Produce an exact transcription of the listing below, omitting the pictures.
BEGIN Records shown
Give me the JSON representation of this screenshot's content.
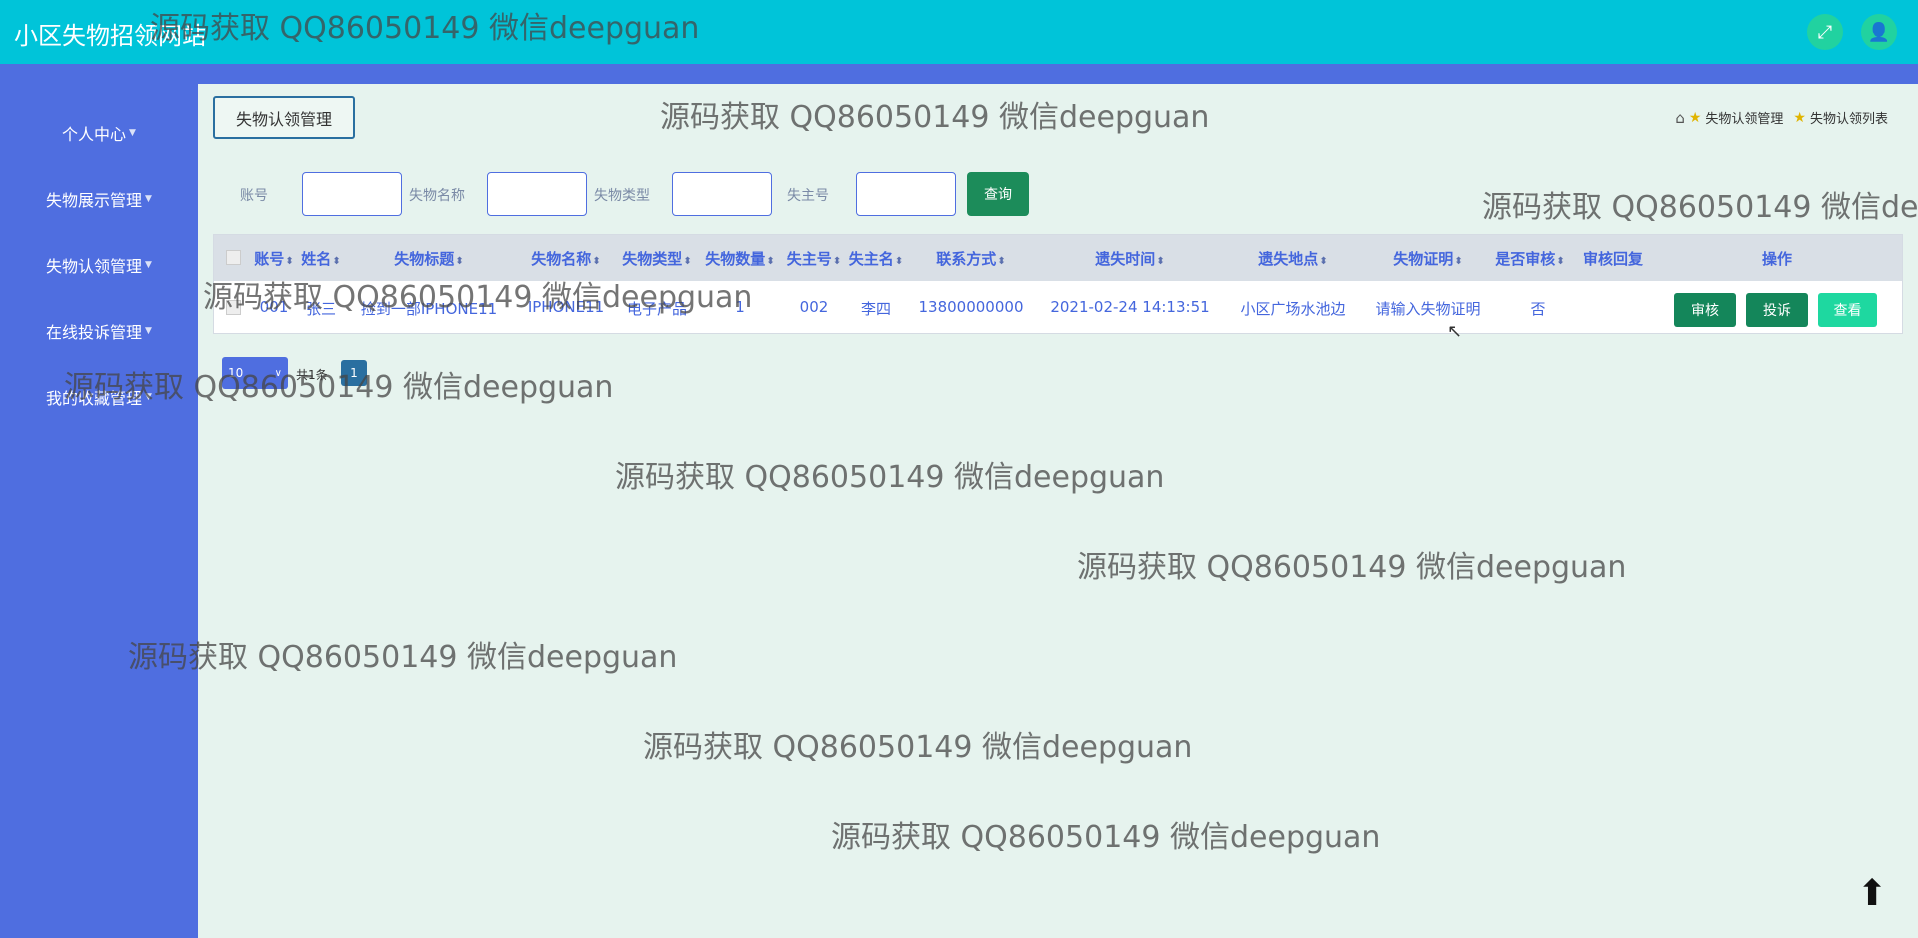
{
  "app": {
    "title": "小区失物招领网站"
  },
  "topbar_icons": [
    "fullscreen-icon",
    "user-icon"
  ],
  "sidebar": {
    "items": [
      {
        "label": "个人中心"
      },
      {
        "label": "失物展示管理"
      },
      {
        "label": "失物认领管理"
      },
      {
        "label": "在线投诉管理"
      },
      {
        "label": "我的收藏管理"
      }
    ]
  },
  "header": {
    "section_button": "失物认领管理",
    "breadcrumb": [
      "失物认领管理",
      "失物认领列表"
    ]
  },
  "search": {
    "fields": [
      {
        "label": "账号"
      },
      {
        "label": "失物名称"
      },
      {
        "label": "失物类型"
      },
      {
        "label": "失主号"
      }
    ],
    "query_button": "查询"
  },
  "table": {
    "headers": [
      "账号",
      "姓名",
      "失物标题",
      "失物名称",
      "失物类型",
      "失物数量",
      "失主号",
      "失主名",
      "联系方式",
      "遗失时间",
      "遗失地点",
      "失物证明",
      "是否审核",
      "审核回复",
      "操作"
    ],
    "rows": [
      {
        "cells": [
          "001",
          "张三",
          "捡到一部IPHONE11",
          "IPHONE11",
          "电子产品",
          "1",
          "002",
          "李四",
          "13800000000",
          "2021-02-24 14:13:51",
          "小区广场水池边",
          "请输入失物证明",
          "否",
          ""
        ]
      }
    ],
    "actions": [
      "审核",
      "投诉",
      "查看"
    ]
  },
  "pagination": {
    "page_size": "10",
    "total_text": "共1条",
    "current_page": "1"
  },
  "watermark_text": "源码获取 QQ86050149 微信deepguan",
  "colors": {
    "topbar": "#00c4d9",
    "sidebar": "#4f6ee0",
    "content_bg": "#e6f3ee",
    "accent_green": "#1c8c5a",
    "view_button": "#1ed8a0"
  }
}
END Records shown
### Written response
Give me the JSON representation of this screenshot's content.
{
  "app": {
    "title": "小区失物招领网站"
  },
  "topbar_icons": [
    "fullscreen-icon",
    "user-icon"
  ],
  "sidebar": {
    "items": [
      {
        "label": "个人中心"
      },
      {
        "label": "失物展示管理"
      },
      {
        "label": "失物认领管理"
      },
      {
        "label": "在线投诉管理"
      },
      {
        "label": "我的收藏管理"
      }
    ]
  },
  "header": {
    "section_button": "失物认领管理",
    "breadcrumb": [
      "失物认领管理",
      "失物认领列表"
    ]
  },
  "search": {
    "fields": [
      {
        "label": "账号"
      },
      {
        "label": "失物名称"
      },
      {
        "label": "失物类型"
      },
      {
        "label": "失主号"
      }
    ],
    "query_button": "查询"
  },
  "table": {
    "headers": [
      "账号",
      "姓名",
      "失物标题",
      "失物名称",
      "失物类型",
      "失物数量",
      "失主号",
      "失主名",
      "联系方式",
      "遗失时间",
      "遗失地点",
      "失物证明",
      "是否审核",
      "审核回复",
      "操作"
    ],
    "rows": [
      {
        "cells": [
          "001",
          "张三",
          "捡到一部IPHONE11",
          "IPHONE11",
          "电子产品",
          "1",
          "002",
          "李四",
          "13800000000",
          "2021-02-24 14:13:51",
          "小区广场水池边",
          "请输入失物证明",
          "否",
          ""
        ]
      }
    ],
    "actions": [
      "审核",
      "投诉",
      "查看"
    ]
  },
  "pagination": {
    "page_size": "10",
    "total_text": "共1条",
    "current_page": "1"
  },
  "watermark_text": "源码获取 QQ86050149 微信deepguan",
  "colors": {
    "topbar": "#00c4d9",
    "sidebar": "#4f6ee0",
    "content_bg": "#e6f3ee",
    "accent_green": "#1c8c5a",
    "view_button": "#1ed8a0"
  }
}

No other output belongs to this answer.